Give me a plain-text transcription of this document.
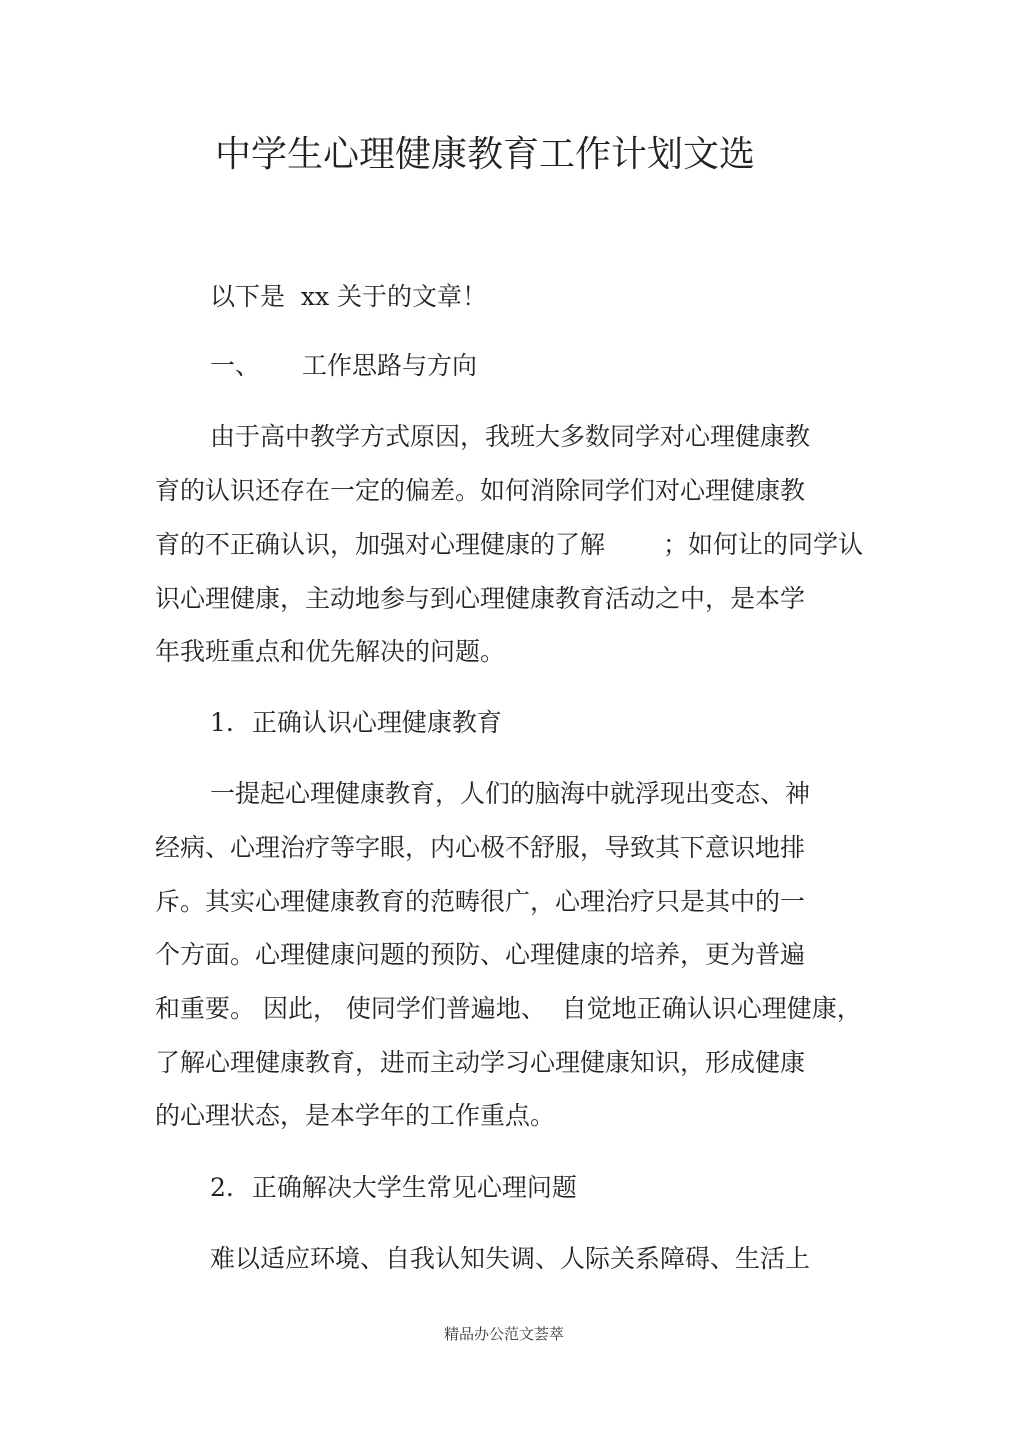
中学生心理健康教育工作计划文选

以下是  xx 关于的文章！

一、 工作思路与方向

由于高中教学方式原因，我班大多数同学对心理健康教

育的认识还存在一定的偏差。如何消除同学们对心理健康教

育的不正确认识，加强对心理健康的了解 ；如何让的同学认

识心理健康，主动地参与到心理健康教育活动之中，是本学

年我班重点和优先解决的问题。

1. 正确认识心理健康教育

一提起心理健康教育，人们的脑海中就浮现出变态、神

经病、心理治疗等字眼，内心极不舒服，导致其下意识地排

斥。其实心理健康教育的范畴很广，心理治疗只是其中的一

个方面。心理健康问题的预防、心理健康的培养，更为普遍

和重要。 因此， 使同学们普遍地、  自觉地正确认识心理健康，

了解心理健康教育，进而主动学习心理健康知识，形成健康

的心理状态，是本学年的工作重点。

2. 正确解决大学生常见心理问题

难以适应环境、自我认知失调、人际关系障碍、生活上

精品办公范文荟萃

*Challenge*.
Retype the data above exactly; pictures are not part of the copy.

*Complete output*.
Give me a plain-text transcription of this document.
中学生心理健康教育工作计划文选

以下是  xx 关于的文章！

一、 工作思路与方向

由于高中教学方式原因，我班大多数同学对心理健康教

育的认识还存在一定的偏差。如何消除同学们对心理健康教

育的不正确认识，加强对心理健康的了解 ；如何让的同学认

识心理健康，主动地参与到心理健康教育活动之中，是本学

年我班重点和优先解决的问题。

1. 正确认识心理健康教育

一提起心理健康教育，人们的脑海中就浮现出变态、神

经病、心理治疗等字眼，内心极不舒服，导致其下意识地排

斥。其实心理健康教育的范畴很广，心理治疗只是其中的一

个方面。心理健康问题的预防、心理健康的培养，更为普遍

和重要。 因此， 使同学们普遍地、  自觉地正确认识心理健康，

了解心理健康教育，进而主动学习心理健康知识，形成健康

的心理状态，是本学年的工作重点。

2. 正确解决大学生常见心理问题

难以适应环境、自我认知失调、人际关系障碍、生活上

精品办公范文荟萃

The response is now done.